- _Exercise objective_
Will you transcribe the entries that follow, exactly and in full?

# # # # #

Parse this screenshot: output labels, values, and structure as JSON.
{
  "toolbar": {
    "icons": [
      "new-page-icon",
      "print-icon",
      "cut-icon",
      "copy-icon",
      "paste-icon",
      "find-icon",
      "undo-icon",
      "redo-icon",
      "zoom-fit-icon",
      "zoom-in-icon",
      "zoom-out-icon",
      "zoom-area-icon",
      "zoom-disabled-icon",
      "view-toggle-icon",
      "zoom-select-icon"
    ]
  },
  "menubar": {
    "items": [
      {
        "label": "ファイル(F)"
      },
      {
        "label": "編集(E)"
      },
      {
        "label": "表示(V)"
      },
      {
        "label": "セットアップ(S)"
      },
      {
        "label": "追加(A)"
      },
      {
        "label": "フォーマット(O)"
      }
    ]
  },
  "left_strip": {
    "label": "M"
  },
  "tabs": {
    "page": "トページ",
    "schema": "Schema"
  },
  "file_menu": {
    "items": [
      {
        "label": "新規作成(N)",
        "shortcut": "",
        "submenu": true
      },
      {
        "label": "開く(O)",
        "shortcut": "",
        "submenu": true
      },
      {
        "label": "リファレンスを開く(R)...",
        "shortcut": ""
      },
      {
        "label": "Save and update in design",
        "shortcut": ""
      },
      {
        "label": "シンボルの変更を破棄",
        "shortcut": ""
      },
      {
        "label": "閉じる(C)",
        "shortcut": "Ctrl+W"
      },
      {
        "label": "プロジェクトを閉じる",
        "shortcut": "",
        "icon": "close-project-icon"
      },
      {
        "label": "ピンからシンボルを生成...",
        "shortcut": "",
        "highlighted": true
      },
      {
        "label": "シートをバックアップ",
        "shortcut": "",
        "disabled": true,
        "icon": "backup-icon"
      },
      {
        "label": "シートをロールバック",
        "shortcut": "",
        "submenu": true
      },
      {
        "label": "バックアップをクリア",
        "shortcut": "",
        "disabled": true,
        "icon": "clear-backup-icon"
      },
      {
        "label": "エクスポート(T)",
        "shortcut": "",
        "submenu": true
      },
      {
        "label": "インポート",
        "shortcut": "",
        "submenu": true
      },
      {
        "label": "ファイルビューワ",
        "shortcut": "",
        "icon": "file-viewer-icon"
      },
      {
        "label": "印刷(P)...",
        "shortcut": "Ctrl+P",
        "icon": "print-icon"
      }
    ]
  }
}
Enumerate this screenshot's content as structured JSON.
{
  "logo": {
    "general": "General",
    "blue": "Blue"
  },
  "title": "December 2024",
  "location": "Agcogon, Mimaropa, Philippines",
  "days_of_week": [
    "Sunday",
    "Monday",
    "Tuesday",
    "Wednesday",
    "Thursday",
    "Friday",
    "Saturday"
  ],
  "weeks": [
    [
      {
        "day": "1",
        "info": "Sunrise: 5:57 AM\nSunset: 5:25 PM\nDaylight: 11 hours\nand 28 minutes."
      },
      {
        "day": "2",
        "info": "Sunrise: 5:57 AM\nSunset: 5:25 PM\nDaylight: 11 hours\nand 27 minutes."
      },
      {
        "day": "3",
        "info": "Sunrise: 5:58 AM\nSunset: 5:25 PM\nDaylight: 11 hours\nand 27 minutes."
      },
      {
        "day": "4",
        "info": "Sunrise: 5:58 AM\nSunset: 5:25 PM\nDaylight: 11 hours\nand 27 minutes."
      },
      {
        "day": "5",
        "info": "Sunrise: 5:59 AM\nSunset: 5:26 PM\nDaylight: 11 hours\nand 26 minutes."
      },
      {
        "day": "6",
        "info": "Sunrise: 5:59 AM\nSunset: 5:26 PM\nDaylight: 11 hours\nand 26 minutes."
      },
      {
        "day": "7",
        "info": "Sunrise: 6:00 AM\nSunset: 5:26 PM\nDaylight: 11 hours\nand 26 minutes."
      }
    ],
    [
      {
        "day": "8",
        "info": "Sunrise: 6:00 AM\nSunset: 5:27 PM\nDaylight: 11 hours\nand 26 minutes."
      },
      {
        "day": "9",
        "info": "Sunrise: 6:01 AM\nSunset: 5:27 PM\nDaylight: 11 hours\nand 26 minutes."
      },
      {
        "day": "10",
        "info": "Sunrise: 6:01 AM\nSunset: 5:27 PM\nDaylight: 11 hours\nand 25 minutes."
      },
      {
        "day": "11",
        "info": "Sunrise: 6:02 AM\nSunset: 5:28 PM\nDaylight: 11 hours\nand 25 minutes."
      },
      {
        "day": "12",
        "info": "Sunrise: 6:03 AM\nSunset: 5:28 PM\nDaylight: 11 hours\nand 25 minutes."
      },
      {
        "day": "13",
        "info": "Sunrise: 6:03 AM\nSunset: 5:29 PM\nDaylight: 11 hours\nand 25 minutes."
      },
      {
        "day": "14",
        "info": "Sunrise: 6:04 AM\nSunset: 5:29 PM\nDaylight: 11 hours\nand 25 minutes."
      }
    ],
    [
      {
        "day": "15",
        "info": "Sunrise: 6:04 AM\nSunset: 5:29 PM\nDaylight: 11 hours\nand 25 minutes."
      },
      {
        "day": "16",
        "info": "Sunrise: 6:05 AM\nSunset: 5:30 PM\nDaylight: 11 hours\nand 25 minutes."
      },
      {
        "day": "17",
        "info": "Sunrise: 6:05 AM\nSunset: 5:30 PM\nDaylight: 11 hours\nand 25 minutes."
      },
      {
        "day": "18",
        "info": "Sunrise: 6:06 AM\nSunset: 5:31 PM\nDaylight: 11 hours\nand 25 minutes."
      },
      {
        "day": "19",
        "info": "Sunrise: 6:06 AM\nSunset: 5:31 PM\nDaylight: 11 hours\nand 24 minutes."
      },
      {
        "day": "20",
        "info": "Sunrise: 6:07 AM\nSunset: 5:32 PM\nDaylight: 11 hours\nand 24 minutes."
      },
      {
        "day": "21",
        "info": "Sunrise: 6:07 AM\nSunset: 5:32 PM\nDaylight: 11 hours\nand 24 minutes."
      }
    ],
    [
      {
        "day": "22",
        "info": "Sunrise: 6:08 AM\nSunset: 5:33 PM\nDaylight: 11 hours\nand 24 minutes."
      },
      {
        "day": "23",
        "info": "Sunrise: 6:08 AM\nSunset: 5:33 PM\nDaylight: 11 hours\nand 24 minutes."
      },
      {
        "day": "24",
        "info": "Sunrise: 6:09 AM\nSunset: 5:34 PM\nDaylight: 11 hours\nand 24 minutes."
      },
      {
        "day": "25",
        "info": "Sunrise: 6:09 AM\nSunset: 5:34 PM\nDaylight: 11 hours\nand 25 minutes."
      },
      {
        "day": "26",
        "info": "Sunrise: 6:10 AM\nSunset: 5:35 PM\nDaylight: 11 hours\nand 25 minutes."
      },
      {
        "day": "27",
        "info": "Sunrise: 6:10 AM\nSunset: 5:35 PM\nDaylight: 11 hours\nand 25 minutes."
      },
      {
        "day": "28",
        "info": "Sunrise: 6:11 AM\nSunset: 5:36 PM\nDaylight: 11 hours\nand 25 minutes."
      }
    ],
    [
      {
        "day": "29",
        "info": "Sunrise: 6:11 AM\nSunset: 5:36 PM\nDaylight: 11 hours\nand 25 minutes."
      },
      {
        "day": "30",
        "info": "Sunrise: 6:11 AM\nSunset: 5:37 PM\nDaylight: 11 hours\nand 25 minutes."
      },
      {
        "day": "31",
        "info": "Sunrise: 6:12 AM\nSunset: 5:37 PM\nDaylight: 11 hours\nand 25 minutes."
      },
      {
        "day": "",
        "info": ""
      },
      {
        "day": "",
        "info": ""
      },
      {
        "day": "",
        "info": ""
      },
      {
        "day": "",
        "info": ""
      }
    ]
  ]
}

# # # # #

- _Complete response_
Parse this screenshot: output labels, values, and structure as JSON.
{
  "toolbar": {
    "icons": [
      "new-page-icon",
      "print-icon",
      "cut-icon",
      "copy-icon",
      "paste-icon",
      "find-icon",
      "undo-icon",
      "redo-icon",
      "zoom-fit-icon",
      "zoom-in-icon",
      "zoom-out-icon",
      "zoom-area-icon",
      "zoom-disabled-icon",
      "view-toggle-icon",
      "zoom-select-icon"
    ]
  },
  "menubar": {
    "items": [
      {
        "label": "ファイル(F)"
      },
      {
        "label": "編集(E)"
      },
      {
        "label": "表示(V)"
      },
      {
        "label": "セットアップ(S)"
      },
      {
        "label": "追加(A)"
      },
      {
        "label": "フォーマット(O)"
      }
    ]
  },
  "left_strip": {
    "label": "M"
  },
  "tabs": {
    "page": "トページ",
    "schema": "Schema"
  },
  "file_menu": {
    "items": [
      {
        "label": "新規作成(N)",
        "shortcut": "",
        "submenu": true
      },
      {
        "label": "開く(O)",
        "shortcut": "",
        "submenu": true
      },
      {
        "label": "リファレンスを開く(R)...",
        "shortcut": ""
      },
      {
        "label": "Save and update in design",
        "shortcut": ""
      },
      {
        "label": "シンボルの変更を破棄",
        "shortcut": ""
      },
      {
        "label": "閉じる(C)",
        "shortcut": "Ctrl+W"
      },
      {
        "label": "プロジェクトを閉じる",
        "shortcut": "",
        "icon": "close-project-icon"
      },
      {
        "label": "ピンからシンボルを生成...",
        "shortcut": "",
        "highlighted": true
      },
      {
        "label": "シートをバックアップ",
        "shortcut": "",
        "disabled": true,
        "icon": "backup-icon"
      },
      {
        "label": "シートをロールバック",
        "shortcut": "",
        "submenu": true
      },
      {
        "label": "バックアップをクリア",
        "shortcut": "",
        "disabled": true,
        "icon": "clear-backup-icon"
      },
      {
        "label": "エクスポート(T)",
        "shortcut": "",
        "submenu": true
      },
      {
        "label": "インポート",
        "shortcut": "",
        "submenu": true
      },
      {
        "label": "ファイルビューワ",
        "shortcut": "",
        "icon": "file-viewer-icon"
      },
      {
        "label": "印刷(P)...",
        "shortcut": "Ctrl+P",
        "icon": "print-icon"
      }
    ]
  }
}
Enumerate this screenshot's content as structured JSON.
{
  "logo": {
    "general": "General",
    "blue": "Blue"
  },
  "title": "December 2024",
  "location": "Agcogon, Mimaropa, Philippines",
  "days_of_week": [
    "Sunday",
    "Monday",
    "Tuesday",
    "Wednesday",
    "Thursday",
    "Friday",
    "Saturday"
  ],
  "weeks": [
    [
      {
        "day": "1",
        "info": "Sunrise: 5:57 AM\nSunset: 5:25 PM\nDaylight: 11 hours\nand 28 minutes."
      },
      {
        "day": "2",
        "info": "Sunrise: 5:57 AM\nSunset: 5:25 PM\nDaylight: 11 hours\nand 27 minutes."
      },
      {
        "day": "3",
        "info": "Sunrise: 5:58 AM\nSunset: 5:25 PM\nDaylight: 11 hours\nand 27 minutes."
      },
      {
        "day": "4",
        "info": "Sunrise: 5:58 AM\nSunset: 5:25 PM\nDaylight: 11 hours\nand 27 minutes."
      },
      {
        "day": "5",
        "info": "Sunrise: 5:59 AM\nSunset: 5:26 PM\nDaylight: 11 hours\nand 26 minutes."
      },
      {
        "day": "6",
        "info": "Sunrise: 5:59 AM\nSunset: 5:26 PM\nDaylight: 11 hours\nand 26 minutes."
      },
      {
        "day": "7",
        "info": "Sunrise: 6:00 AM\nSunset: 5:26 PM\nDaylight: 11 hours\nand 26 minutes."
      }
    ],
    [
      {
        "day": "8",
        "info": "Sunrise: 6:00 AM\nSunset: 5:27 PM\nDaylight: 11 hours\nand 26 minutes."
      },
      {
        "day": "9",
        "info": "Sunrise: 6:01 AM\nSunset: 5:27 PM\nDaylight: 11 hours\nand 26 minutes."
      },
      {
        "day": "10",
        "info": "Sunrise: 6:01 AM\nSunset: 5:27 PM\nDaylight: 11 hours\nand 25 minutes."
      },
      {
        "day": "11",
        "info": "Sunrise: 6:02 AM\nSunset: 5:28 PM\nDaylight: 11 hours\nand 25 minutes."
      },
      {
        "day": "12",
        "info": "Sunrise: 6:03 AM\nSunset: 5:28 PM\nDaylight: 11 hours\nand 25 minutes."
      },
      {
        "day": "13",
        "info": "Sunrise: 6:03 AM\nSunset: 5:29 PM\nDaylight: 11 hours\nand 25 minutes."
      },
      {
        "day": "14",
        "info": "Sunrise: 6:04 AM\nSunset: 5:29 PM\nDaylight: 11 hours\nand 25 minutes."
      }
    ],
    [
      {
        "day": "15",
        "info": "Sunrise: 6:04 AM\nSunset: 5:29 PM\nDaylight: 11 hours\nand 25 minutes."
      },
      {
        "day": "16",
        "info": "Sunrise: 6:05 AM\nSunset: 5:30 PM\nDaylight: 11 hours\nand 25 minutes."
      },
      {
        "day": "17",
        "info": "Sunrise: 6:05 AM\nSunset: 5:30 PM\nDaylight: 11 hours\nand 25 minutes."
      },
      {
        "day": "18",
        "info": "Sunrise: 6:06 AM\nSunset: 5:31 PM\nDaylight: 11 hours\nand 25 minutes."
      },
      {
        "day": "19",
        "info": "Sunrise: 6:06 AM\nSunset: 5:31 PM\nDaylight: 11 hours\nand 24 minutes."
      },
      {
        "day": "20",
        "info": "Sunrise: 6:07 AM\nSunset: 5:32 PM\nDaylight: 11 hours\nand 24 minutes."
      },
      {
        "day": "21",
        "info": "Sunrise: 6:07 AM\nSunset: 5:32 PM\nDaylight: 11 hours\nand 24 minutes."
      }
    ],
    [
      {
        "day": "22",
        "info": "Sunrise: 6:08 AM\nSunset: 5:33 PM\nDaylight: 11 hours\nand 24 minutes."
      },
      {
        "day": "23",
        "info": "Sunrise: 6:08 AM\nSunset: 5:33 PM\nDaylight: 11 hours\nand 24 minutes."
      },
      {
        "day": "24",
        "info": "Sunrise: 6:09 AM\nSunset: 5:34 PM\nDaylight: 11 hours\nand 24 minutes."
      },
      {
        "day": "25",
        "info": "Sunrise: 6:09 AM\nSunset: 5:34 PM\nDaylight: 11 hours\nand 25 minutes."
      },
      {
        "day": "26",
        "info": "Sunrise: 6:10 AM\nSunset: 5:35 PM\nDaylight: 11 hours\nand 25 minutes."
      },
      {
        "day": "27",
        "info": "Sunrise: 6:10 AM\nSunset: 5:35 PM\nDaylight: 11 hours\nand 25 minutes."
      },
      {
        "day": "28",
        "info": "Sunrise: 6:11 AM\nSunset: 5:36 PM\nDaylight: 11 hours\nand 25 minutes."
      }
    ],
    [
      {
        "day": "29",
        "info": "Sunrise: 6:11 AM\nSunset: 5:36 PM\nDaylight: 11 hours\nand 25 minutes."
      },
      {
        "day": "30",
        "info": "Sunrise: 6:11 AM\nSunset: 5:37 PM\nDaylight: 11 hours\nand 25 minutes."
      },
      {
        "day": "31",
        "info": "Sunrise: 6:12 AM\nSunset: 5:37 PM\nDaylight: 11 hours\nand 25 minutes."
      },
      {
        "day": "",
        "info": ""
      },
      {
        "day": "",
        "info": ""
      },
      {
        "day": "",
        "info": ""
      },
      {
        "day": "",
        "info": ""
      }
    ]
  ]
}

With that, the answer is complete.